No images are to be carried over; print all other material exactly as it stands.

**EXERCISE MATERIALS**
##############################

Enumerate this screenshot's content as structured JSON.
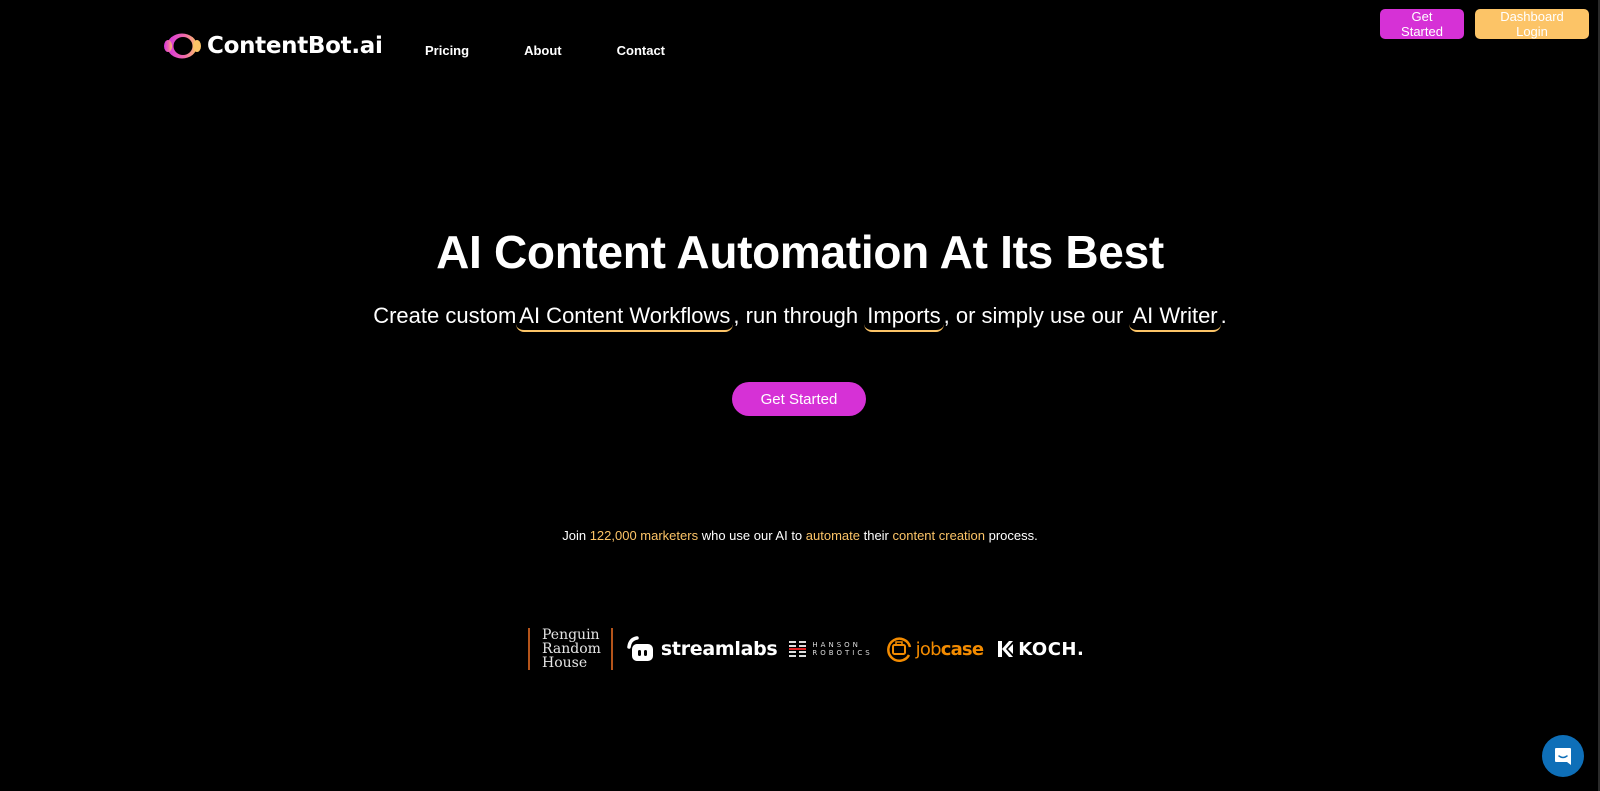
{
  "header": {
    "logo_text": "ContentBot.ai",
    "nav": [
      {
        "label": "Pricing"
      },
      {
        "label": "About"
      },
      {
        "label": "Contact"
      }
    ],
    "actions": {
      "get_started": "Get Started",
      "dashboard_login": "Dashboard Login"
    }
  },
  "hero": {
    "title": "AI Content Automation At Its Best",
    "subtitle": {
      "part1": "Create custom",
      "link1": "AI Content Workflows",
      "part2": ", run through ",
      "link2": "Imports",
      "part3": ", or simply use our ",
      "link3": "AI Writer",
      "part4": "."
    },
    "cta_label": "Get Started"
  },
  "social_proof": {
    "t1": "Join ",
    "count": "122,000 marketers",
    "t2": " who use our AI to ",
    "h2": "automate",
    "t3": " their ",
    "h3": "content creation",
    "t4": " process."
  },
  "client_logos": {
    "penguin": [
      "Penguin",
      "Random",
      "House"
    ],
    "streamlabs": "streamlabs",
    "hanson": [
      "HANSON",
      "ROBOTICS"
    ],
    "jobcase_job": "job",
    "jobcase_case": "case",
    "koch": "KOCH."
  },
  "colors": {
    "brand_pink": "#d631d6",
    "brand_gold": "#fcc467",
    "chat_blue": "#0e6fb8",
    "background": "#000000"
  },
  "chat": {
    "icon": "chat-bubble-icon"
  }
}
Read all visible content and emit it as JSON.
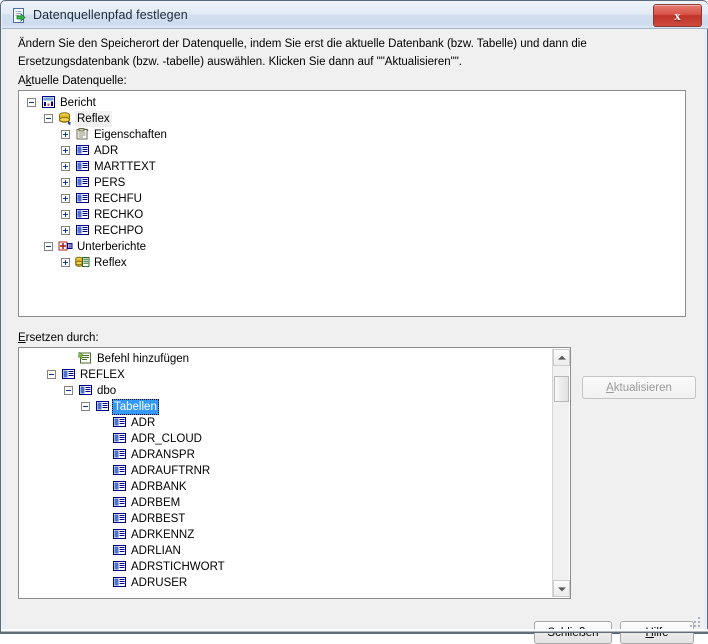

##############################

**RESULT FOR THIS EXERCISE**
Enumerate this screenshot's content as structured JSON.
{
  "header": {
    "logo_text": "ContentBot.ai",
    "nav": [
      {
        "label": "Pricing"
      },
      {
        "label": "About"
      },
      {
        "label": "Contact"
      }
    ],
    "actions": {
      "get_started": "Get Started",
      "dashboard_login": "Dashboard Login"
    }
  },
  "hero": {
    "title": "AI Content Automation At Its Best",
    "subtitle": {
      "part1": "Create custom",
      "link1": "AI Content Workflows",
      "part2": ", run through ",
      "link2": "Imports",
      "part3": ", or simply use our ",
      "link3": "AI Writer",
      "part4": "."
    },
    "cta_label": "Get Started"
  },
  "social_proof": {
    "t1": "Join ",
    "count": "122,000 marketers",
    "t2": " who use our AI to ",
    "h2": "automate",
    "t3": " their ",
    "h3": "content creation",
    "t4": " process."
  },
  "client_logos": {
    "penguin": [
      "Penguin",
      "Random",
      "House"
    ],
    "streamlabs": "streamlabs",
    "hanson": [
      "HANSON",
      "ROBOTICS"
    ],
    "jobcase_job": "job",
    "jobcase_case": "case",
    "koch": "KOCH."
  },
  "colors": {
    "brand_pink": "#d631d6",
    "brand_gold": "#fcc467",
    "chat_blue": "#0e6fb8",
    "background": "#000000"
  },
  "chat": {
    "icon": "chat-bubble-icon"
  }
}
Read all visible content and emit it as JSON.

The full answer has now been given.